*Goal:*
Write out the listing beneath this instruction in its entirety, exactly as it reads.
# # #
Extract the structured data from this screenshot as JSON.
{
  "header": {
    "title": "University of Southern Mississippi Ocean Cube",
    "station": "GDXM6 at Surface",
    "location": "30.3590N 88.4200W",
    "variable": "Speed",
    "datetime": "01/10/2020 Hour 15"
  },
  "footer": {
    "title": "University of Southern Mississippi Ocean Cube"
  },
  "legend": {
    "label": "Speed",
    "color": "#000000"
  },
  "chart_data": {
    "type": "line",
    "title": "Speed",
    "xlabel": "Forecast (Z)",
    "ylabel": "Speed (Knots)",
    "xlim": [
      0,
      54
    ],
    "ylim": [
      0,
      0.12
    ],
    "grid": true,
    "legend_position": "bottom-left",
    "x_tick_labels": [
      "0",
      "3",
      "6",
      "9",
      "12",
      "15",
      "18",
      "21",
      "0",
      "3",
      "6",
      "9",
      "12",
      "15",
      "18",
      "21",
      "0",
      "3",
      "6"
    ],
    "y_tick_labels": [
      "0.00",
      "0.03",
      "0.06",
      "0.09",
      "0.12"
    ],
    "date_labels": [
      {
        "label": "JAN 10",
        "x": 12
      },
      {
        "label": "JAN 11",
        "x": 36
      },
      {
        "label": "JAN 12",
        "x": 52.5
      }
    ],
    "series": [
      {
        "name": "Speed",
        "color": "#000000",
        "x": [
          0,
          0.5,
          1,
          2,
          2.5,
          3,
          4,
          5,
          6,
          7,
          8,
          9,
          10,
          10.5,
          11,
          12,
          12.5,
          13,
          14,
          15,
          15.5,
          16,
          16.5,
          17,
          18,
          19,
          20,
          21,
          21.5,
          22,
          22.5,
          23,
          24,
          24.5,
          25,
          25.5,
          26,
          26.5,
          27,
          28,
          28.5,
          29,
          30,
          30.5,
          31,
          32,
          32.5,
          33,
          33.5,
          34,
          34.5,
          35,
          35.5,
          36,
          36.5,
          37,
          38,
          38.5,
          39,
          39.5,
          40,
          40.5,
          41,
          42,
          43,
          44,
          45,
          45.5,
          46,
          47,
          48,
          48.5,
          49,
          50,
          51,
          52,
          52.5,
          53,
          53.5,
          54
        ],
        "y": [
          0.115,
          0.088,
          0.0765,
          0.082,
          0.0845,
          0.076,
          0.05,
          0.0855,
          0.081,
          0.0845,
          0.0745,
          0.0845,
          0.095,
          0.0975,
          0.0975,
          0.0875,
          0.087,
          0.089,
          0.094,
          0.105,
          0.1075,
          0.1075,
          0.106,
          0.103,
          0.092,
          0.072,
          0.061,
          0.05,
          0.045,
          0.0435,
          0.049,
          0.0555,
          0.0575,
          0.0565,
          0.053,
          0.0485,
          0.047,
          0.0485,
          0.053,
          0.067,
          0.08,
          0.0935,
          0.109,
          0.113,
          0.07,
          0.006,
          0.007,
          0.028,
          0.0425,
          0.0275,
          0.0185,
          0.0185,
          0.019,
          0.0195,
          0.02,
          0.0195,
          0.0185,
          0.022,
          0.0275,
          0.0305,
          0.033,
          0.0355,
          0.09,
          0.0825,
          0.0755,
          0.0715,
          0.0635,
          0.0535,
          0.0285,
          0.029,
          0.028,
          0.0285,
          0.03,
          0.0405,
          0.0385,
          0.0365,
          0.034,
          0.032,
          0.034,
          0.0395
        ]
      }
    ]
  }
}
# # #
*Answer:*
Extract the structured data from this screenshot as JSON.
{
  "header": {
    "title": "University of Southern Mississippi Ocean Cube",
    "station": "GDXM6 at Surface",
    "location": "30.3590N 88.4200W",
    "variable": "Speed",
    "datetime": "01/10/2020 Hour 15"
  },
  "footer": {
    "title": "University of Southern Mississippi Ocean Cube"
  },
  "legend": {
    "label": "Speed",
    "color": "#000000"
  },
  "chart_data": {
    "type": "line",
    "title": "Speed",
    "xlabel": "Forecast (Z)",
    "ylabel": "Speed (Knots)",
    "xlim": [
      0,
      54
    ],
    "ylim": [
      0,
      0.12
    ],
    "grid": true,
    "legend_position": "bottom-left",
    "x_tick_labels": [
      "0",
      "3",
      "6",
      "9",
      "12",
      "15",
      "18",
      "21",
      "0",
      "3",
      "6",
      "9",
      "12",
      "15",
      "18",
      "21",
      "0",
      "3",
      "6"
    ],
    "y_tick_labels": [
      "0.00",
      "0.03",
      "0.06",
      "0.09",
      "0.12"
    ],
    "date_labels": [
      {
        "label": "JAN 10",
        "x": 12
      },
      {
        "label": "JAN 11",
        "x": 36
      },
      {
        "label": "JAN 12",
        "x": 52.5
      }
    ],
    "series": [
      {
        "name": "Speed",
        "color": "#000000",
        "x": [
          0,
          0.5,
          1,
          2,
          2.5,
          3,
          4,
          5,
          6,
          7,
          8,
          9,
          10,
          10.5,
          11,
          12,
          12.5,
          13,
          14,
          15,
          15.5,
          16,
          16.5,
          17,
          18,
          19,
          20,
          21,
          21.5,
          22,
          22.5,
          23,
          24,
          24.5,
          25,
          25.5,
          26,
          26.5,
          27,
          28,
          28.5,
          29,
          30,
          30.5,
          31,
          32,
          32.5,
          33,
          33.5,
          34,
          34.5,
          35,
          35.5,
          36,
          36.5,
          37,
          38,
          38.5,
          39,
          39.5,
          40,
          40.5,
          41,
          42,
          43,
          44,
          45,
          45.5,
          46,
          47,
          48,
          48.5,
          49,
          50,
          51,
          52,
          52.5,
          53,
          53.5,
          54
        ],
        "y": [
          0.115,
          0.088,
          0.0765,
          0.082,
          0.0845,
          0.076,
          0.05,
          0.0855,
          0.081,
          0.0845,
          0.0745,
          0.0845,
          0.095,
          0.0975,
          0.0975,
          0.0875,
          0.087,
          0.089,
          0.094,
          0.105,
          0.1075,
          0.1075,
          0.106,
          0.103,
          0.092,
          0.072,
          0.061,
          0.05,
          0.045,
          0.0435,
          0.049,
          0.0555,
          0.0575,
          0.0565,
          0.053,
          0.0485,
          0.047,
          0.0485,
          0.053,
          0.067,
          0.08,
          0.0935,
          0.109,
          0.113,
          0.07,
          0.006,
          0.007,
          0.028,
          0.0425,
          0.0275,
          0.0185,
          0.0185,
          0.019,
          0.0195,
          0.02,
          0.0195,
          0.0185,
          0.022,
          0.0275,
          0.0305,
          0.033,
          0.0355,
          0.09,
          0.0825,
          0.0755,
          0.0715,
          0.0635,
          0.0535,
          0.0285,
          0.029,
          0.028,
          0.0285,
          0.03,
          0.0405,
          0.0385,
          0.0365,
          0.034,
          0.032,
          0.034,
          0.0395
        ]
      }
    ]
  }
}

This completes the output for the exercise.